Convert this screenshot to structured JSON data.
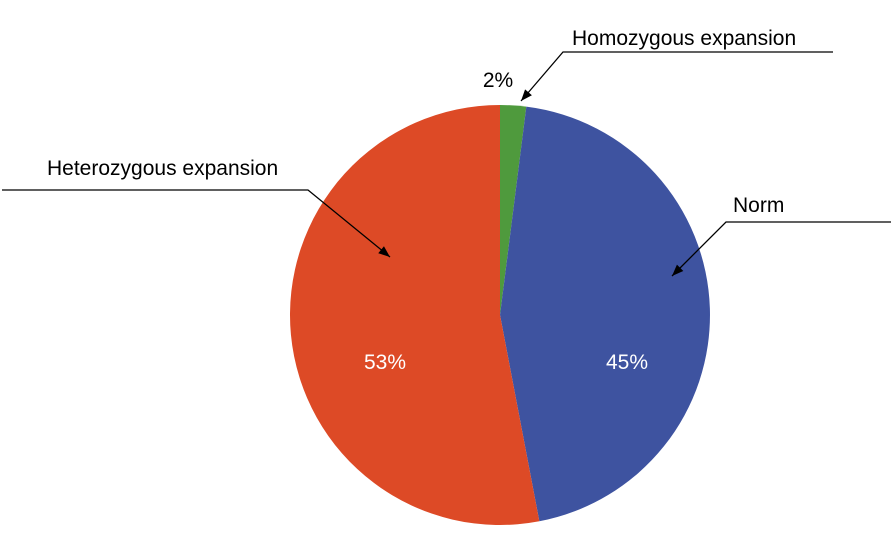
{
  "chart_data": {
    "type": "pie",
    "title": "",
    "unit": "%",
    "direction": "clockwise",
    "start_angle_deg": 0,
    "legend_position": "none",
    "background_color": "#ffffff",
    "callout_line_color": "#000000",
    "slices": [
      {
        "id": "homozygous-expansion",
        "label": "Homozygous expansion",
        "value": 2,
        "pct_label": "2%",
        "color": "#4F9A3D"
      },
      {
        "id": "norm",
        "label": "Norm",
        "value": 45,
        "pct_label": "45%",
        "color": "#3E53A0"
      },
      {
        "id": "heterozygous-expansion",
        "label": "Heterozygous expansion",
        "value": 53,
        "pct_label": "53%",
        "color": "#DD4A26"
      }
    ]
  }
}
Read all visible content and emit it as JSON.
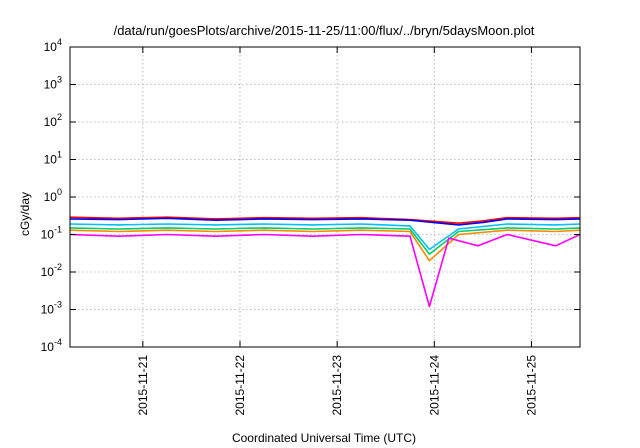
{
  "chart_data": {
    "type": "line",
    "title": "/data/run/goesPlots/archive/2015-11-25/11:00/flux/../bryn/5daysMoon.plot",
    "xlabel": "Coordinated Universal Time (UTC)",
    "ylabel": "cGy/day",
    "yscale": "log",
    "ylim": [
      0.0001,
      10000
    ],
    "y_ticks": [
      {
        "exp": "-4",
        "value": 0.0001
      },
      {
        "exp": "-3",
        "value": 0.001
      },
      {
        "exp": "-2",
        "value": 0.01
      },
      {
        "exp": "-1",
        "value": 0.1
      },
      {
        "exp": "0",
        "value": 1
      },
      {
        "exp": "1",
        "value": 10
      },
      {
        "exp": "2",
        "value": 100
      },
      {
        "exp": "3",
        "value": 1000
      },
      {
        "exp": "4",
        "value": 10000
      }
    ],
    "xlim": [
      "2015-11-20 06:00",
      "2015-11-25 12:00"
    ],
    "x_ticks": [
      "2015-11-21",
      "2015-11-22",
      "2015-11-23",
      "2015-11-24",
      "2015-11-25"
    ],
    "grid": true,
    "legend": "none",
    "series": [
      {
        "color": "#ff0000",
        "values": [
          [
            0,
            0.29
          ],
          [
            0.5,
            0.27
          ],
          [
            1,
            0.29
          ],
          [
            1.5,
            0.26
          ],
          [
            2,
            0.28
          ],
          [
            2.5,
            0.27
          ],
          [
            3,
            0.28
          ],
          [
            3.5,
            0.25
          ],
          [
            4,
            0.2
          ],
          [
            4.25,
            0.23
          ],
          [
            4.5,
            0.28
          ],
          [
            5,
            0.27
          ],
          [
            5.25,
            0.28
          ]
        ]
      },
      {
        "color": "#0000ff",
        "values": [
          [
            0,
            0.26
          ],
          [
            0.5,
            0.25
          ],
          [
            1,
            0.27
          ],
          [
            1.5,
            0.24
          ],
          [
            2,
            0.26
          ],
          [
            2.5,
            0.25
          ],
          [
            3,
            0.26
          ],
          [
            3.5,
            0.24
          ],
          [
            4,
            0.18
          ],
          [
            4.25,
            0.21
          ],
          [
            4.5,
            0.26
          ],
          [
            5,
            0.25
          ],
          [
            5.25,
            0.26
          ]
        ]
      },
      {
        "color": "#00bfff",
        "values": [
          [
            0,
            0.19
          ],
          [
            0.5,
            0.18
          ],
          [
            1,
            0.19
          ],
          [
            1.5,
            0.18
          ],
          [
            2,
            0.19
          ],
          [
            2.5,
            0.18
          ],
          [
            3,
            0.19
          ],
          [
            3.5,
            0.17
          ],
          [
            3.7,
            0.04
          ],
          [
            4,
            0.14
          ],
          [
            4.5,
            0.19
          ],
          [
            5,
            0.18
          ],
          [
            5.25,
            0.19
          ]
        ]
      },
      {
        "color": "#00cc66",
        "values": [
          [
            0,
            0.15
          ],
          [
            0.5,
            0.14
          ],
          [
            1,
            0.15
          ],
          [
            1.5,
            0.14
          ],
          [
            2,
            0.15
          ],
          [
            2.5,
            0.14
          ],
          [
            3,
            0.15
          ],
          [
            3.5,
            0.14
          ],
          [
            3.7,
            0.03
          ],
          [
            4,
            0.12
          ],
          [
            4.5,
            0.15
          ],
          [
            5,
            0.14
          ],
          [
            5.25,
            0.15
          ]
        ]
      },
      {
        "color": "#ff8800",
        "values": [
          [
            0,
            0.13
          ],
          [
            0.5,
            0.12
          ],
          [
            1,
            0.13
          ],
          [
            1.5,
            0.12
          ],
          [
            2,
            0.13
          ],
          [
            2.5,
            0.12
          ],
          [
            3,
            0.13
          ],
          [
            3.5,
            0.12
          ],
          [
            3.7,
            0.02
          ],
          [
            4,
            0.1
          ],
          [
            4.5,
            0.13
          ],
          [
            5,
            0.12
          ],
          [
            5.25,
            0.13
          ]
        ]
      },
      {
        "color": "#ff00ff",
        "values": [
          [
            0,
            0.1
          ],
          [
            0.5,
            0.09
          ],
          [
            1,
            0.1
          ],
          [
            1.5,
            0.09
          ],
          [
            2,
            0.1
          ],
          [
            2.5,
            0.09
          ],
          [
            3,
            0.1
          ],
          [
            3.5,
            0.09
          ],
          [
            3.7,
            0.0012
          ],
          [
            3.9,
            0.08
          ],
          [
            4.2,
            0.05
          ],
          [
            4.5,
            0.1
          ],
          [
            5,
            0.05
          ],
          [
            5.25,
            0.1
          ]
        ]
      }
    ]
  }
}
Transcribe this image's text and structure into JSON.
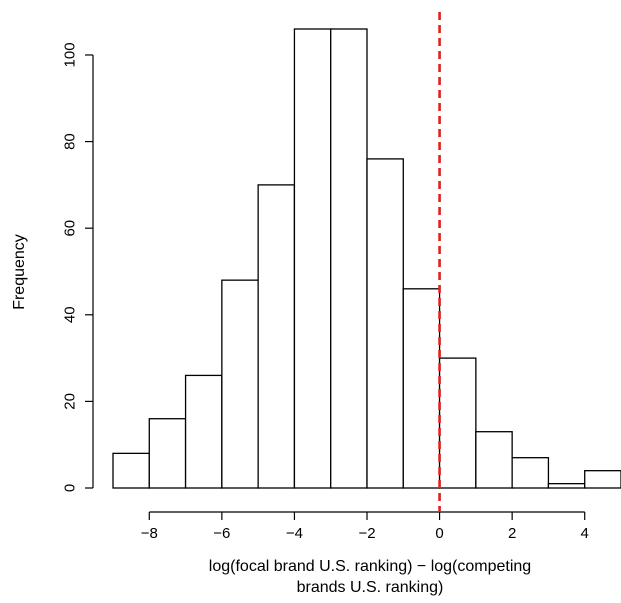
{
  "chart_data": {
    "type": "bar",
    "title": "",
    "ylabel": "Frequency",
    "xlabel_lines": [
      "log(focal brand U.S. ranking) − log(competing",
      "brands U.S. ranking)"
    ],
    "bin_edges": [
      -9,
      -8,
      -7,
      -6,
      -5,
      -4,
      -3,
      -2,
      -1,
      0,
      1,
      2,
      3,
      4,
      5
    ],
    "values": [
      8,
      16,
      26,
      48,
      70,
      106,
      106,
      76,
      46,
      30,
      13,
      7,
      1,
      4
    ],
    "xticks": [
      -8,
      -6,
      -4,
      -2,
      0,
      2,
      4
    ],
    "xtick_labels": [
      "−8",
      "−6",
      "−4",
      "−2",
      "0",
      "2",
      "4"
    ],
    "yticks": [
      0,
      20,
      40,
      60,
      80,
      100
    ],
    "ytick_labels": [
      "0",
      "20",
      "40",
      "60",
      "80",
      "100"
    ],
    "xlim": [
      -9,
      5
    ],
    "ylim": [
      0,
      106
    ],
    "reference_line": {
      "x": 0,
      "style": "dashed",
      "color": "#e02020"
    },
    "grid": false,
    "colors": {
      "bar_fill": "#ffffff",
      "bar_stroke": "#000000",
      "axis": "#000000"
    }
  }
}
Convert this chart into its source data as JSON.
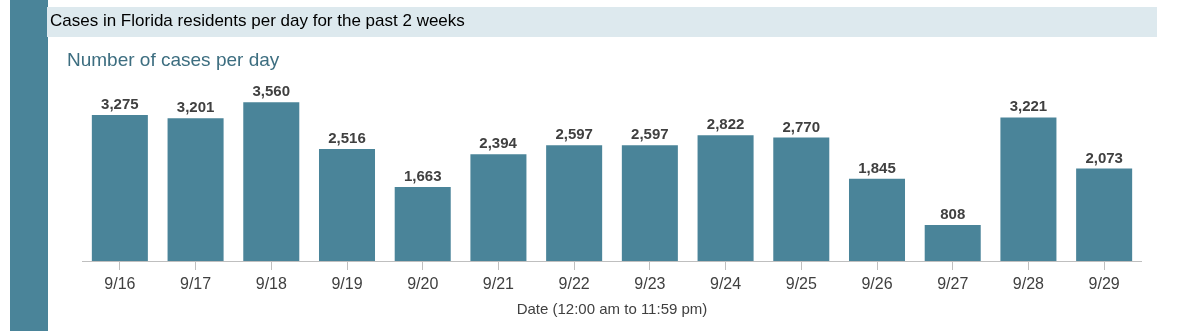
{
  "chart_data": {
    "type": "bar",
    "title": "Cases in Florida residents per day for the past 2 weeks",
    "subtitle": "Number of cases per day",
    "xlabel": "Date (12:00 am to 11:59 pm)",
    "categories": [
      "9/16",
      "9/17",
      "9/18",
      "9/19",
      "9/20",
      "9/21",
      "9/22",
      "9/23",
      "9/24",
      "9/25",
      "9/26",
      "9/27",
      "9/28",
      "9/29"
    ],
    "values": [
      3275,
      3201,
      3560,
      2516,
      1663,
      2394,
      2597,
      2597,
      2822,
      2770,
      1845,
      808,
      3221,
      2073
    ],
    "value_labels": [
      "3,275",
      "3,201",
      "3,560",
      "2,516",
      "1,663",
      "2,394",
      "2,597",
      "2,597",
      "2,822",
      "2,770",
      "1,845",
      "808",
      "3,221",
      "2,073"
    ],
    "color": "#4a8499",
    "grid": false,
    "legend": false
  }
}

....

■ Problem to work on ■
Pictures are not part of the copy; output everything else in the records exactly.

■ Solution to the problem ■
Convert this screenshot to structured JSON data.
{
  "chart_data": {
    "type": "pie",
    "title": "",
    "unit": "%",
    "direction": "clockwise",
    "start_angle_deg": 0,
    "legend_position": "none",
    "background_color": "#ffffff",
    "callout_line_color": "#000000",
    "slices": [
      {
        "id": "homozygous-expansion",
        "label": "Homozygous expansion",
        "value": 2,
        "pct_label": "2%",
        "color": "#4F9A3D"
      },
      {
        "id": "norm",
        "label": "Norm",
        "value": 45,
        "pct_label": "45%",
        "color": "#3E53A0"
      },
      {
        "id": "heterozygous-expansion",
        "label": "Heterozygous expansion",
        "value": 53,
        "pct_label": "53%",
        "color": "#DD4A26"
      }
    ]
  }
}
Read all visible content and emit it as JSON.
{
  "chart_data": {
    "type": "line",
    "title": "/data/run/goesPlots/archive/2015-11-25/11:00/flux/../bryn/5daysMoon.plot",
    "xlabel": "Coordinated Universal Time (UTC)",
    "ylabel": "cGy/day",
    "yscale": "log",
    "ylim": [
      0.0001,
      10000
    ],
    "y_ticks": [
      {
        "exp": "-4",
        "value": 0.0001
      },
      {
        "exp": "-3",
        "value": 0.001
      },
      {
        "exp": "-2",
        "value": 0.01
      },
      {
        "exp": "-1",
        "value": 0.1
      },
      {
        "exp": "0",
        "value": 1
      },
      {
        "exp": "1",
        "value": 10
      },
      {
        "exp": "2",
        "value": 100
      },
      {
        "exp": "3",
        "value": 1000
      },
      {
        "exp": "4",
        "value": 10000
      }
    ],
    "xlim": [
      "2015-11-20 06:00",
      "2015-11-25 12:00"
    ],
    "x_ticks": [
      "2015-11-21",
      "2015-11-22",
      "2015-11-23",
      "2015-11-24",
      "2015-11-25"
    ],
    "grid": true,
    "legend": "none",
    "series": [
      {
        "color": "#ff0000",
        "values": [
          [
            0,
            0.29
          ],
          [
            0.5,
            0.27
          ],
          [
            1,
            0.29
          ],
          [
            1.5,
            0.26
          ],
          [
            2,
            0.28
          ],
          [
            2.5,
            0.27
          ],
          [
            3,
            0.28
          ],
          [
            3.5,
            0.25
          ],
          [
            4,
            0.2
          ],
          [
            4.25,
            0.23
          ],
          [
            4.5,
            0.28
          ],
          [
            5,
            0.27
          ],
          [
            5.25,
            0.28
          ]
        ]
      },
      {
        "color": "#0000ff",
        "values": [
          [
            0,
            0.26
          ],
          [
            0.5,
            0.25
          ],
          [
            1,
            0.27
          ],
          [
            1.5,
            0.24
          ],
          [
            2,
            0.26
          ],
          [
            2.5,
            0.25
          ],
          [
            3,
            0.26
          ],
          [
            3.5,
            0.24
          ],
          [
            4,
            0.18
          ],
          [
            4.25,
            0.21
          ],
          [
            4.5,
            0.26
          ],
          [
            5,
            0.25
          ],
          [
            5.25,
            0.26
          ]
        ]
      },
      {
        "color": "#00bfff",
        "values": [
          [
            0,
            0.19
          ],
          [
            0.5,
            0.18
          ],
          [
            1,
            0.19
          ],
          [
            1.5,
            0.18
          ],
          [
            2,
            0.19
          ],
          [
            2.5,
            0.18
          ],
          [
            3,
            0.19
          ],
          [
            3.5,
            0.17
          ],
          [
            3.7,
            0.04
          ],
          [
            4,
            0.14
          ],
          [
            4.5,
            0.19
          ],
          [
            5,
            0.18
          ],
          [
            5.25,
            0.19
          ]
        ]
      },
      {
        "color": "#00cc66",
        "values": [
          [
            0,
            0.15
          ],
          [
            0.5,
            0.14
          ],
          [
            1,
            0.15
          ],
          [
            1.5,
            0.14
          ],
          [
            2,
            0.15
          ],
          [
            2.5,
            0.14
          ],
          [
            3,
            0.15
          ],
          [
            3.5,
            0.14
          ],
          [
            3.7,
            0.03
          ],
          [
            4,
            0.12
          ],
          [
            4.5,
            0.15
          ],
          [
            5,
            0.14
          ],
          [
            5.25,
            0.15
          ]
        ]
      },
      {
        "color": "#ff8800",
        "values": [
          [
            0,
            0.13
          ],
          [
            0.5,
            0.12
          ],
          [
            1,
            0.13
          ],
          [
            1.5,
            0.12
          ],
          [
            2,
            0.13
          ],
          [
            2.5,
            0.12
          ],
          [
            3,
            0.13
          ],
          [
            3.5,
            0.12
          ],
          [
            3.7,
            0.02
          ],
          [
            4,
            0.1
          ],
          [
            4.5,
            0.13
          ],
          [
            5,
            0.12
          ],
          [
            5.25,
            0.13
          ]
        ]
      },
      {
        "color": "#ff00ff",
        "values": [
          [
            0,
            0.1
          ],
          [
            0.5,
            0.09
          ],
          [
            1,
            0.1
          ],
          [
            1.5,
            0.09
          ],
          [
            2,
            0.1
          ],
          [
            2.5,
            0.09
          ],
          [
            3,
            0.1
          ],
          [
            3.5,
            0.09
          ],
          [
            3.7,
            0.0012
          ],
          [
            3.9,
            0.08
          ],
          [
            4.2,
            0.05
          ],
          [
            4.5,
            0.1
          ],
          [
            5,
            0.05
          ],
          [
            5.25,
            0.1
          ]
        ]
      }
    ]
  }
}
Transcribe this image's text and structure into JSON.
{
  "chart_data": {
    "type": "bar",
    "title": "",
    "ylabel": "Frequency",
    "xlabel_lines": [
      "log(focal brand U.S. ranking) − log(competing",
      "brands U.S. ranking)"
    ],
    "bin_edges": [
      -9,
      -8,
      -7,
      -6,
      -5,
      -4,
      -3,
      -2,
      -1,
      0,
      1,
      2,
      3,
      4,
      5
    ],
    "values": [
      8,
      16,
      26,
      48,
      70,
      106,
      106,
      76,
      46,
      30,
      13,
      7,
      1,
      4
    ],
    "xticks": [
      -8,
      -6,
      -4,
      -2,
      0,
      2,
      4
    ],
    "xtick_labels": [
      "−8",
      "−6",
      "−4",
      "−2",
      "0",
      "2",
      "4"
    ],
    "yticks": [
      0,
      20,
      40,
      60,
      80,
      100
    ],
    "ytick_labels": [
      "0",
      "20",
      "40",
      "60",
      "80",
      "100"
    ],
    "xlim": [
      -9,
      5
    ],
    "ylim": [
      0,
      106
    ],
    "reference_line": {
      "x": 0,
      "style": "dashed",
      "color": "#e02020"
    },
    "grid": false,
    "colors": {
      "bar_fill": "#ffffff",
      "bar_stroke": "#000000",
      "axis": "#000000"
    }
  }
}
Convert this chart into its source data as JSON.
{
  "chart_data": {
    "type": "bar",
    "title": "Cases in Florida residents per day for the past 2 weeks",
    "subtitle": "Number of cases per day",
    "xlabel": "Date (12:00 am to 11:59 pm)",
    "categories": [
      "9/16",
      "9/17",
      "9/18",
      "9/19",
      "9/20",
      "9/21",
      "9/22",
      "9/23",
      "9/24",
      "9/25",
      "9/26",
      "9/27",
      "9/28",
      "9/29"
    ],
    "values": [
      3275,
      3201,
      3560,
      2516,
      1663,
      2394,
      2597,
      2597,
      2822,
      2770,
      1845,
      808,
      3221,
      2073
    ],
    "value_labels": [
      "3,275",
      "3,201",
      "3,560",
      "2,516",
      "1,663",
      "2,394",
      "2,597",
      "2,597",
      "2,822",
      "2,770",
      "1,845",
      "808",
      "3,221",
      "2,073"
    ],
    "color": "#4a8499",
    "grid": false,
    "legend": false
  }
}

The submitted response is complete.